Stated exercise
Using the data below, repeat all of it precisely.

##### Data for this task #####

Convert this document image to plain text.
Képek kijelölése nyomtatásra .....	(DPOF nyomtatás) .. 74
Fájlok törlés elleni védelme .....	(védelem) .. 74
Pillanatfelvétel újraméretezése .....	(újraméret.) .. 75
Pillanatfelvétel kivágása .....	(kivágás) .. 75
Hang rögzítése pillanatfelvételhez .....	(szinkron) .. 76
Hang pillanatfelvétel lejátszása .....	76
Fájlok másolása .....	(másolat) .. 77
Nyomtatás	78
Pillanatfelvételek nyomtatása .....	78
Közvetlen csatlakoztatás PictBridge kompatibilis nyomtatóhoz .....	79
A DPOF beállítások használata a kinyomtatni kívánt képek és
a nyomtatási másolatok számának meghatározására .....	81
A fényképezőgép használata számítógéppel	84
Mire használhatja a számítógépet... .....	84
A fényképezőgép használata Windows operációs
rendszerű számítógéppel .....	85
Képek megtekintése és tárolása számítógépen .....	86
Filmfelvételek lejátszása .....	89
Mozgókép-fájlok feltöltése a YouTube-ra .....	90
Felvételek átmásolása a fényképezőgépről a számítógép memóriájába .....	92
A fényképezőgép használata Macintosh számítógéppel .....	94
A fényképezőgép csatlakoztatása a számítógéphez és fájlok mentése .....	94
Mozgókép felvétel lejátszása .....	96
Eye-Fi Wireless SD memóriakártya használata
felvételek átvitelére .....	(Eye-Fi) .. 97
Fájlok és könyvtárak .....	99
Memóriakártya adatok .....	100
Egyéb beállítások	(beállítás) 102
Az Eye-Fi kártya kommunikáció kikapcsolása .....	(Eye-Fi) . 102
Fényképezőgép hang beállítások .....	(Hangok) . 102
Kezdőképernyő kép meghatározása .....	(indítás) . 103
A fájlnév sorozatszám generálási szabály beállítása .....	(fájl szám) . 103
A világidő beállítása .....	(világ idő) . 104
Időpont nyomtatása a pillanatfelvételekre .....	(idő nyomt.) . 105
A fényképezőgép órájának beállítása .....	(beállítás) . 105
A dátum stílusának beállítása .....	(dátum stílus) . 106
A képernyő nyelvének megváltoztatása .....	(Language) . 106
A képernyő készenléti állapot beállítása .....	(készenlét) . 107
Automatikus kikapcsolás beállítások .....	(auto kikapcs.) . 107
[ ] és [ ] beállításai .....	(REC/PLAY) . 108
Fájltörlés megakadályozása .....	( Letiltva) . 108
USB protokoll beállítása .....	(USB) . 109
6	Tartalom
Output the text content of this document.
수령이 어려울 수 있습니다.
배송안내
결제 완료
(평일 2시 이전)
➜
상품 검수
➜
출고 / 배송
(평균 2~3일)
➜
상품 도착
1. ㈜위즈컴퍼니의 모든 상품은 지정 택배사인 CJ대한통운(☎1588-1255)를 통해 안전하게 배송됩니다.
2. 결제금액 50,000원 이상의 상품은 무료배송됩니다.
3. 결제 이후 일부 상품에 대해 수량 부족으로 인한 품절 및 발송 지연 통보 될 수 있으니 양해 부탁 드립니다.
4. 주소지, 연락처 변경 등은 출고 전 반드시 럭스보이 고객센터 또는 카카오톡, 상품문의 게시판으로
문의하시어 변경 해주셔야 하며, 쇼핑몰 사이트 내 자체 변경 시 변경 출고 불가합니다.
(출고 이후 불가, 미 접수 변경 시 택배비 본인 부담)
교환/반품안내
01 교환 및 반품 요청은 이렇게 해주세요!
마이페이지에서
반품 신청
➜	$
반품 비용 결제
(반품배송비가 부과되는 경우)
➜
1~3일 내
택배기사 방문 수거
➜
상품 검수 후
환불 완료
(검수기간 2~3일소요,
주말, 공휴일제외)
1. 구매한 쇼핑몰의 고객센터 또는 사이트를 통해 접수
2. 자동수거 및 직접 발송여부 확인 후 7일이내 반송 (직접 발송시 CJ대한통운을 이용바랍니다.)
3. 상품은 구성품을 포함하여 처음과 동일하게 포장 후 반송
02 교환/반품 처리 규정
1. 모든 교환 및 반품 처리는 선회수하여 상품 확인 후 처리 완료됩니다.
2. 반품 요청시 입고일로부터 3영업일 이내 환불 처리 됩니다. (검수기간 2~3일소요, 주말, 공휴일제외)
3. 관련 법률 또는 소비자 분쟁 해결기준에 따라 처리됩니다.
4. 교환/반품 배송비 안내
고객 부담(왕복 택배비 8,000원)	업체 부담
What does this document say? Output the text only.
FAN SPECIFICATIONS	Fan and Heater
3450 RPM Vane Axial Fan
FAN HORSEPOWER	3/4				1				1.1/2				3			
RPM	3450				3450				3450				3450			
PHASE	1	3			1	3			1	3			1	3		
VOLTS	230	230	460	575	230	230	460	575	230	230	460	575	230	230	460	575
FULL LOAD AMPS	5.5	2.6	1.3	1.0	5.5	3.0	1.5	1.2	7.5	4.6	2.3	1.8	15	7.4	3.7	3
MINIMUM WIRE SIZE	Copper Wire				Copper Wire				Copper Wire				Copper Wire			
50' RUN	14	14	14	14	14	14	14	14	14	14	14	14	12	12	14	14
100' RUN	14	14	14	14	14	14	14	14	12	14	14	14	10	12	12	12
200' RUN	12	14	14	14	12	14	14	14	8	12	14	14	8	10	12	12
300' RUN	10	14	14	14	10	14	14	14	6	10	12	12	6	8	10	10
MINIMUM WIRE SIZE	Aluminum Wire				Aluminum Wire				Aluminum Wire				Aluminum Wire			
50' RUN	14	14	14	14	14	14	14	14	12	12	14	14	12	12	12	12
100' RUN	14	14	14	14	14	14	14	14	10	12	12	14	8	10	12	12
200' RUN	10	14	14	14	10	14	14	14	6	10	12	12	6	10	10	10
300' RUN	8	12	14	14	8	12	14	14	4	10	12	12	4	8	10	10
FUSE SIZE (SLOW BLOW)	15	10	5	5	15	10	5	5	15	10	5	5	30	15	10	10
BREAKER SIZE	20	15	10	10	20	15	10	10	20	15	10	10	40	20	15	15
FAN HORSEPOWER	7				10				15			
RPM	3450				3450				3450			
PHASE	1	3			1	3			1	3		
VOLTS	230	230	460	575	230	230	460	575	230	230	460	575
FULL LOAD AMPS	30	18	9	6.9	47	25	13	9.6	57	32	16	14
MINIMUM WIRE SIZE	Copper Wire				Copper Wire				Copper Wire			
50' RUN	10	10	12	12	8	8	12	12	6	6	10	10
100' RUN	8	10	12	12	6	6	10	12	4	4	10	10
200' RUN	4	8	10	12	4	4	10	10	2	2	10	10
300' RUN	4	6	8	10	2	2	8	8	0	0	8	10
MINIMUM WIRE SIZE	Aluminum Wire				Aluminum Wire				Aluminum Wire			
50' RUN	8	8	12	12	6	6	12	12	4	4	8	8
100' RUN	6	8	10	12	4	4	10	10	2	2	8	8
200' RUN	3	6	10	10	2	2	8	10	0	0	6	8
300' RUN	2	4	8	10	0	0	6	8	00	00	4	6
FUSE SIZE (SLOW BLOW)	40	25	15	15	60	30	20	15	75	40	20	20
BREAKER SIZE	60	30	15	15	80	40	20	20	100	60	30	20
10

#####

Worked answer
Convert this document image to plain text.
Képek kijelölése nyomtatásra .....	(DPOF nyomtatás) .. 74
Fájlok törlés elleni védelme .....	(védelem) .. 74
Pillanatfelvétel újraméretezése .....	(újraméret.) .. 75
Pillanatfelvétel kivágása .....	(kivágás) .. 75
Hang rögzítése pillanatfelvételhez .....	(szinkron) .. 76
Hang pillanatfelvétel lejátszása .....	76
Fájlok másolása .....	(másolat) .. 77
Nyomtatás	78
Pillanatfelvételek nyomtatása .....	78
Közvetlen csatlakoztatás PictBridge kompatibilis nyomtatóhoz .....	79
A DPOF beállítások használata a kinyomtatni kívánt képek és
a nyomtatási másolatok számának meghatározására .....	81
A fényképezőgép használata számítógéppel	84
Mire használhatja a számítógépet... .....	84
A fényképezőgép használata Windows operációs
rendszerű számítógéppel .....	85
Képek megtekintése és tárolása számítógépen .....	86
Filmfelvételek lejátszása .....	89
Mozgókép-fájlok feltöltése a YouTube-ra .....	90
Felvételek átmásolása a fényképezőgépről a számítógép memóriájába .....	92
A fényképezőgép használata Macintosh számítógéppel .....	94
A fényképezőgép csatlakoztatása a számítógéphez és fájlok mentése .....	94
Mozgókép felvétel lejátszása .....	96
Eye-Fi Wireless SD memóriakártya használata
felvételek átvitelére .....	(Eye-Fi) .. 97
Fájlok és könyvtárak .....	99
Memóriakártya adatok .....	100
Egyéb beállítások	(beállítás) 102
Az Eye-Fi kártya kommunikáció kikapcsolása .....	(Eye-Fi) . 102
Fényképezőgép hang beállítások .....	(Hangok) . 102
Kezdőképernyő kép meghatározása .....	(indítás) . 103
A fájlnév sorozatszám generálási szabály beállítása .....	(fájl szám) . 103
A világidő beállítása .....	(világ idő) . 104
Időpont nyomtatása a pillanatfelvételekre .....	(idő nyomt.) . 105
A fényképezőgép órájának beállítása .....	(beállítás) . 105
A dátum stílusának beállítása .....	(dátum stílus) . 106
A képernyő nyelvének megváltoztatása .....	(Language) . 106
A képernyő készenléti állapot beállítása .....	(készenlét) . 107
Automatikus kikapcsolás beállítások .....	(auto kikapcs.) . 107
[ ] és [ ] beállításai .....	(REC/PLAY) . 108
Fájltörlés megakadályozása .....	( Letiltva) . 108
USB protokoll beállítása .....	(USB) . 109
6	Tartalom
Output the text content of this document.
수령이 어려울 수 있습니다.
배송안내
결제 완료
(평일 2시 이전)
➜
상품 검수
➜
출고 / 배송
(평균 2~3일)
➜
상품 도착
1. ㈜위즈컴퍼니의 모든 상품은 지정 택배사인 CJ대한통운(☎1588-1255)를 통해 안전하게 배송됩니다.
2. 결제금액 50,000원 이상의 상품은 무료배송됩니다.
3. 결제 이후 일부 상품에 대해 수량 부족으로 인한 품절 및 발송 지연 통보 될 수 있으니 양해 부탁 드립니다.
4. 주소지, 연락처 변경 등은 출고 전 반드시 럭스보이 고객센터 또는 카카오톡, 상품문의 게시판으로
문의하시어 변경 해주셔야 하며, 쇼핑몰 사이트 내 자체 변경 시 변경 출고 불가합니다.
(출고 이후 불가, 미 접수 변경 시 택배비 본인 부담)
교환/반품안내
01 교환 및 반품 요청은 이렇게 해주세요!
마이페이지에서
반품 신청
➜	$
반품 비용 결제
(반품배송비가 부과되는 경우)
➜
1~3일 내
택배기사 방문 수거
➜
상품 검수 후
환불 완료
(검수기간 2~3일소요,
주말, 공휴일제외)
1. 구매한 쇼핑몰의 고객센터 또는 사이트를 통해 접수
2. 자동수거 및 직접 발송여부 확인 후 7일이내 반송 (직접 발송시 CJ대한통운을 이용바랍니다.)
3. 상품은 구성품을 포함하여 처음과 동일하게 포장 후 반송
02 교환/반품 처리 규정
1. 모든 교환 및 반품 처리는 선회수하여 상품 확인 후 처리 완료됩니다.
2. 반품 요청시 입고일로부터 3영업일 이내 환불 처리 됩니다. (검수기간 2~3일소요, 주말, 공휴일제외)
3. 관련 법률 또는 소비자 분쟁 해결기준에 따라 처리됩니다.
4. 교환/반품 배송비 안내
고객 부담(왕복 택배비 8,000원)	업체 부담
What does this document say? Output the text only.
FAN SPECIFICATIONS	Fan and Heater
3450 RPM Vane Axial Fan
FAN HORSEPOWER	3/4				1				1.1/2				3			
RPM	3450				3450				3450				3450			
PHASE	1	3			1	3			1	3			1	3		
VOLTS	230	230	460	575	230	230	460	575	230	230	460	575	230	230	460	575
FULL LOAD AMPS	5.5	2.6	1.3	1.0	5.5	3.0	1.5	1.2	7.5	4.6	2.3	1.8	15	7.4	3.7	3
MINIMUM WIRE SIZE	Copper Wire				Copper Wire				Copper Wire				Copper Wire			
50' RUN	14	14	14	14	14	14	14	14	14	14	14	14	12	12	14	14
100' RUN	14	14	14	14	14	14	14	14	12	14	14	14	10	12	12	12
200' RUN	12	14	14	14	12	14	14	14	8	12	14	14	8	10	12	12
300' RUN	10	14	14	14	10	14	14	14	6	10	12	12	6	8	10	10
MINIMUM WIRE SIZE	Aluminum Wire				Aluminum Wire				Aluminum Wire				Aluminum Wire			
50' RUN	14	14	14	14	14	14	14	14	12	12	14	14	12	12	12	12
100' RUN	14	14	14	14	14	14	14	14	10	12	12	14	8	10	12	12
200' RUN	10	14	14	14	10	14	14	14	6	10	12	12	6	10	10	10
300' RUN	8	12	14	14	8	12	14	14	4	10	12	12	4	8	10	10
FUSE SIZE (SLOW BLOW)	15	10	5	5	15	10	5	5	15	10	5	5	30	15	10	10
BREAKER SIZE	20	15	10	10	20	15	10	10	20	15	10	10	40	20	15	15
FAN HORSEPOWER	7				10				15			
RPM	3450				3450				3450			
PHASE	1	3			1	3			1	3		
VOLTS	230	230	460	575	230	230	460	575	230	230	460	575
FULL LOAD AMPS	30	18	9	6.9	47	25	13	9.6	57	32	16	14
MINIMUM WIRE SIZE	Copper Wire				Copper Wire				Copper Wire			
50' RUN	10	10	12	12	8	8	12	12	6	6	10	10
100' RUN	8	10	12	12	6	6	10	12	4	4	10	10
200' RUN	4	8	10	12	4	4	10	10	2	2	10	10
300' RUN	4	6	8	10	2	2	8	8	0	0	8	10
MINIMUM WIRE SIZE	Aluminum Wire				Aluminum Wire				Aluminum Wire			
50' RUN	8	8	12	12	6	6	12	12	4	4	8	8
100' RUN	6	8	10	12	4	4	10	10	2	2	8	8
200' RUN	3	6	10	10	2	2	8	10	0	0	6	8
300' RUN	2	4	8	10	0	0	6	8	00	00	4	6
FUSE SIZE (SLOW BLOW)	40	25	15	15	60	30	20	15	75	40	20	20
BREAKER SIZE	60	30	15	15	80	40	20	20	100	60	30	20
10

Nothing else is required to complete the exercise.